**STATED GOAL**
Pull out each line of the data that includes the word "qilish".

— Begin —

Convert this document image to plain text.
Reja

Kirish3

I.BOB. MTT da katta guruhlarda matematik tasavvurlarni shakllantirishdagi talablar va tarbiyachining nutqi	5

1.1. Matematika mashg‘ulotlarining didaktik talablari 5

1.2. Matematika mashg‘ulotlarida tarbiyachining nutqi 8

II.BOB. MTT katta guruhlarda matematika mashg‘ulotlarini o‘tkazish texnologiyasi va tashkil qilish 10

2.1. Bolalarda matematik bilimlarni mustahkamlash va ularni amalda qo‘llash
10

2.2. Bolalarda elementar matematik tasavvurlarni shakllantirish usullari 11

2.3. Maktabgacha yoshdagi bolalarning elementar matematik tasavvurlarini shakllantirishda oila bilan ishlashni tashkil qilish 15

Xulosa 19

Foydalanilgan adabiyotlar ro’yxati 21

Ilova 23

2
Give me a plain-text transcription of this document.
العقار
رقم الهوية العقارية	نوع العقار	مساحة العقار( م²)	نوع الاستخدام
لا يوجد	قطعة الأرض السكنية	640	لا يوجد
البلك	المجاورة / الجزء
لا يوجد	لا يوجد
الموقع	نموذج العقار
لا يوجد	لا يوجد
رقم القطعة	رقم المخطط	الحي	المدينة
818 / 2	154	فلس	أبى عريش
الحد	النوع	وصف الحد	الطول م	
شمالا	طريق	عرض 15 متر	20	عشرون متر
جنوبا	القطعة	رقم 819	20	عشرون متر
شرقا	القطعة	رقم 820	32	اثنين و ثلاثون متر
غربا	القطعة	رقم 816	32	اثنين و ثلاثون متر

— End —

**RESPONSE**
II.BOB. MTT katta guruhlarda matematika mashg‘ulotlarini o‘tkazish texnologiyasi va tashkil qilish 10
2.3. Maktabgacha yoshdagi bolalarning elementar matematik tasavvurlarini shakllantirishda oila bilan ishlashni tashkil qilish 15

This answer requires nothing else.